**WORK TO DO**
Please reproduce the data below, swapping "cross-sectional view" for "sectional view" and leaving everything else unchanged.

**MATERIAL FOR THIS EXERCISE**
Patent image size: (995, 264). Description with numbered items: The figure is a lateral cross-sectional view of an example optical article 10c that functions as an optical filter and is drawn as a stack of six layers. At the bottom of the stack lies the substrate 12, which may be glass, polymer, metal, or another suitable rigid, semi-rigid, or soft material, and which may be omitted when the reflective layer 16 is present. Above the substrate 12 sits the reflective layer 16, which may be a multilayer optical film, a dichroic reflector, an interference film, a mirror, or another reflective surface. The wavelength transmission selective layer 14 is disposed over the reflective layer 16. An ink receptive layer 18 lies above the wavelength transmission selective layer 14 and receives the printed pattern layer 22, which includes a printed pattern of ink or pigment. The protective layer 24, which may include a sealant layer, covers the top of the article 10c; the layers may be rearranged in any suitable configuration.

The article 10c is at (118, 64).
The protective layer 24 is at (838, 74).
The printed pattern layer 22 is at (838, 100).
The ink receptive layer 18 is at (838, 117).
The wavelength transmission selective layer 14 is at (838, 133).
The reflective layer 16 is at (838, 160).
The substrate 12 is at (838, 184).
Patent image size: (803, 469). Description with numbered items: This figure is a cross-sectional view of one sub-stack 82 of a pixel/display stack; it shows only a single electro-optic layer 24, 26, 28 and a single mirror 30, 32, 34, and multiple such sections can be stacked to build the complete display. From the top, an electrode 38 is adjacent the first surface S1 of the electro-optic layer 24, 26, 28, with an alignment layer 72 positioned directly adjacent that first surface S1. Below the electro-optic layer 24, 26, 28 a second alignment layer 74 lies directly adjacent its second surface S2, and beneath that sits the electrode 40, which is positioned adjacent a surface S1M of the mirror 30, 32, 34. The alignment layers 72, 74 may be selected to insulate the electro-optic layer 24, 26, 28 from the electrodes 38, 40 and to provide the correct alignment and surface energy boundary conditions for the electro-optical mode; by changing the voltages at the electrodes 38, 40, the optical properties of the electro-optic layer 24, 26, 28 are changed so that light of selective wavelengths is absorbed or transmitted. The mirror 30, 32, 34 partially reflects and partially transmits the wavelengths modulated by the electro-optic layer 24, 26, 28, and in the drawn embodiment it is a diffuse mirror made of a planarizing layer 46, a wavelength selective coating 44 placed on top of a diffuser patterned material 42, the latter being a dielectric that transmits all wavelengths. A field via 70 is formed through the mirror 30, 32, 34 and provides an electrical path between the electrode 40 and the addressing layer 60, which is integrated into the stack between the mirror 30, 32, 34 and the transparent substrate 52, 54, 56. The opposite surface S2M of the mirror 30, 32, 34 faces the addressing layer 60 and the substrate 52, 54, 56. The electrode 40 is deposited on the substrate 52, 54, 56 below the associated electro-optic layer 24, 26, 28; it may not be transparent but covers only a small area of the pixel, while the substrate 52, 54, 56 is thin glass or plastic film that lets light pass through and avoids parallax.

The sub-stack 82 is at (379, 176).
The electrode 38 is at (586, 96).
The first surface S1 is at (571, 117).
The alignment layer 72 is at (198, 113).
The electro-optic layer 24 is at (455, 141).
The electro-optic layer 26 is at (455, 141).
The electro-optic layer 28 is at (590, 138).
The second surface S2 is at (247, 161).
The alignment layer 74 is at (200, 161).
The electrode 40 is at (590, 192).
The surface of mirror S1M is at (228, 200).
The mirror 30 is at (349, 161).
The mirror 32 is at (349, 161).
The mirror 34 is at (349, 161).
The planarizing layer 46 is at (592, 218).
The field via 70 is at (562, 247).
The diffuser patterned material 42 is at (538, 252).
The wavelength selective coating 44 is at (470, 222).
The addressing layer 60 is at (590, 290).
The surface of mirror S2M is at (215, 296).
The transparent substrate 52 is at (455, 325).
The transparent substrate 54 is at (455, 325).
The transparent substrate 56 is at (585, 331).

**THE RESULT**
Patent image size: (995, 264). Description with numbered items: The figure is a lateral sectional view of an example optical article 10c that functions as an optical filter and is drawn as a stack of six layers. At the bottom of the stack lies the substrate 12, which may be glass, polymer, metal, or another suitable rigid, semi-rigid, or soft material, and which may be omitted when the reflective layer 16 is present. Above the substrate 12 sits the reflective layer 16, which may be a multilayer optical film, a dichroic reflector, an interference film, a mirror, or another reflective surface. The wavelength transmission selective layer 14 is disposed over the reflective layer 16. An ink receptive layer 18 lies above the wavelength transmission selective layer 14 and receives the printed pattern layer 22, which includes a printed pattern of ink or pigment. The protective layer 24, which may include a sealant layer, covers the top of the article 10c; the layers may be rearranged in any suitable configuration.

The article 10c is at (118, 64).
The protective layer 24 is at (838, 74).
The printed pattern layer 22 is at (838, 100).
The ink receptive layer 18 is at (838, 117).
The wavelength transmission selective layer 14 is at (838, 133).
The reflective layer 16 is at (838, 160).
The substrate 12 is at (838, 184).
Patent image size: (803, 469). Description with numbered items: This figure is a sectional view of one sub-stack 82 of a pixel/display stack; it shows only a single electro-optic layer 24, 26, 28 and a single mirror 30, 32, 34, and multiple such sections can be stacked to build the complete display. From the top, an electrode 38 is adjacent the first surface S1 of the electro-optic layer 24, 26, 28, with an alignment layer 72 positioned directly adjacent that first surface S1. Below the electro-optic layer 24, 26, 28 a second alignment layer 74 lies directly adjacent its second surface S2, and beneath that sits the electrode 40, which is positioned adjacent a surface S1M of the mirror 30, 32, 34. The alignment layers 72, 74 may be selected to insulate the electro-optic layer 24, 26, 28 from the electrodes 38, 40 and to provide the correct alignment and surface energy boundary conditions for the electro-optical mode; by changing the voltages at the electrodes 38, 40, the optical properties of the electro-optic layer 24, 26, 28 are changed so that light of selective wavelengths is absorbed or transmitted. The mirror 30, 32, 34 partially reflects and partially transmits the wavelengths modulated by the electro-optic layer 24, 26, 28, and in the drawn embodiment it is a diffuse mirror made of a planarizing layer 46, a wavelength selective coating 44 placed on top of a diffuser patterned material 42, the latter being a dielectric that transmits all wavelengths. A field via 70 is formed through the mirror 30, 32, 34 and provides an electrical path between the electrode 40 and the addressing layer 60, which is integrated into the stack between the mirror 30, 32, 34 and the transparent substrate 52, 54, 56. The opposite surface S2M of the mirror 30, 32, 34 faces the addressing layer 60 and the substrate 52, 54, 56. The electrode 40 is deposited on the substrate 52, 54, 56 below the associated electro-optic layer 24, 26, 28; it may not be transparent but covers only a small area of the pixel, while the substrate 52, 54, 56 is thin glass or plastic film that lets light pass through and avoids parallax.

The sub-stack 82 is at (379, 176).
The electrode 38 is at (586, 96).
The first surface S1 is at (571, 117).
The alignment layer 72 is at (198, 113).
The electro-optic layer 24 is at (455, 141).
The electro-optic layer 26 is at (455, 141).
The electro-optic layer 28 is at (590, 138).
The second surface S2 is at (247, 161).
The alignment layer 74 is at (200, 161).
The electrode 40 is at (590, 192).
The surface of mirror S1M is at (228, 200).
The mirror 30 is at (349, 161).
The mirror 32 is at (349, 161).
The mirror 34 is at (349, 161).
The planarizing layer 46 is at (592, 218).
The field via 70 is at (562, 247).
The diffuser patterned material 42 is at (538, 252).
The wavelength selective coating 44 is at (470, 222).
The addressing layer 60 is at (590, 290).
The surface of mirror S2M is at (215, 296).
The transparent substrate 52 is at (455, 325).
The transparent substrate 54 is at (455, 325).
The transparent substrate 56 is at (585, 331).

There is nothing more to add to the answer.